Check every line of the entries below for the word "Arbeit", and copy the ones that have it.

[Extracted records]

━━━━━━━━

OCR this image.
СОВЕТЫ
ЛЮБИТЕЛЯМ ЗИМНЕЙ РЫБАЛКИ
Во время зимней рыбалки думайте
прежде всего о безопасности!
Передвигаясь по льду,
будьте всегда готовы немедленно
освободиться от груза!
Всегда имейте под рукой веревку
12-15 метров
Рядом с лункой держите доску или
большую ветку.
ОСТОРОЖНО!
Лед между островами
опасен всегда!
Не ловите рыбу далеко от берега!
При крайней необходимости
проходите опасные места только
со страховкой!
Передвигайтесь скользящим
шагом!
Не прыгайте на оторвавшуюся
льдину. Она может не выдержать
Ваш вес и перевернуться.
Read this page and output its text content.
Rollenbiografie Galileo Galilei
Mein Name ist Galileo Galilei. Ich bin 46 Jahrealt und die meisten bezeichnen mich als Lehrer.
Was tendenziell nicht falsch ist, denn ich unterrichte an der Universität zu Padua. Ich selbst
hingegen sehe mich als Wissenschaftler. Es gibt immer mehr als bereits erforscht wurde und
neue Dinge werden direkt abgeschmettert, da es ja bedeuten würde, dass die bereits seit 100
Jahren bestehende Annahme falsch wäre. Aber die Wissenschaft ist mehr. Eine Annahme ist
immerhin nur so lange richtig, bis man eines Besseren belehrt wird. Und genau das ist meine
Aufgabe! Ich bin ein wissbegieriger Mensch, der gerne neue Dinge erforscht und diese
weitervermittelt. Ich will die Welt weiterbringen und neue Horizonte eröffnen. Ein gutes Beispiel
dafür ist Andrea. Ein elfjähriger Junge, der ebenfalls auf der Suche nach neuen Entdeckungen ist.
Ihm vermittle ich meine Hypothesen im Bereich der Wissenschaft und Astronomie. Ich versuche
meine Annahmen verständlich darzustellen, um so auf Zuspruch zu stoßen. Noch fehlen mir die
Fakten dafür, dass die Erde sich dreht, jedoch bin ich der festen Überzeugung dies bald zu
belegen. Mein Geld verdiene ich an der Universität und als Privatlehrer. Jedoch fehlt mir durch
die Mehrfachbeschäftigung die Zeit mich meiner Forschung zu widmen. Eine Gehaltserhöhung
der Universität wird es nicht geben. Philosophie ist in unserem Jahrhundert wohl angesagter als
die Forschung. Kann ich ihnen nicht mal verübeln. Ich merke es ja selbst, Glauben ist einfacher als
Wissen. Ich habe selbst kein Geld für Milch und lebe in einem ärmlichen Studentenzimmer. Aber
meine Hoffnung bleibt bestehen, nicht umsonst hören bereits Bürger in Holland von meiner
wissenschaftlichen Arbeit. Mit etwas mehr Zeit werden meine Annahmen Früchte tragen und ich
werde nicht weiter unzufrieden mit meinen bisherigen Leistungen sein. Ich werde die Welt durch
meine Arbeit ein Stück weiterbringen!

━━━━━━━━

▸ **Right answer**:
wissenschaftlichen Arbeit. Mit etwas mehr Zeit werden meine Annahmen Früchte tragen und ich
meine Arbeit ein Stück weiterbringen!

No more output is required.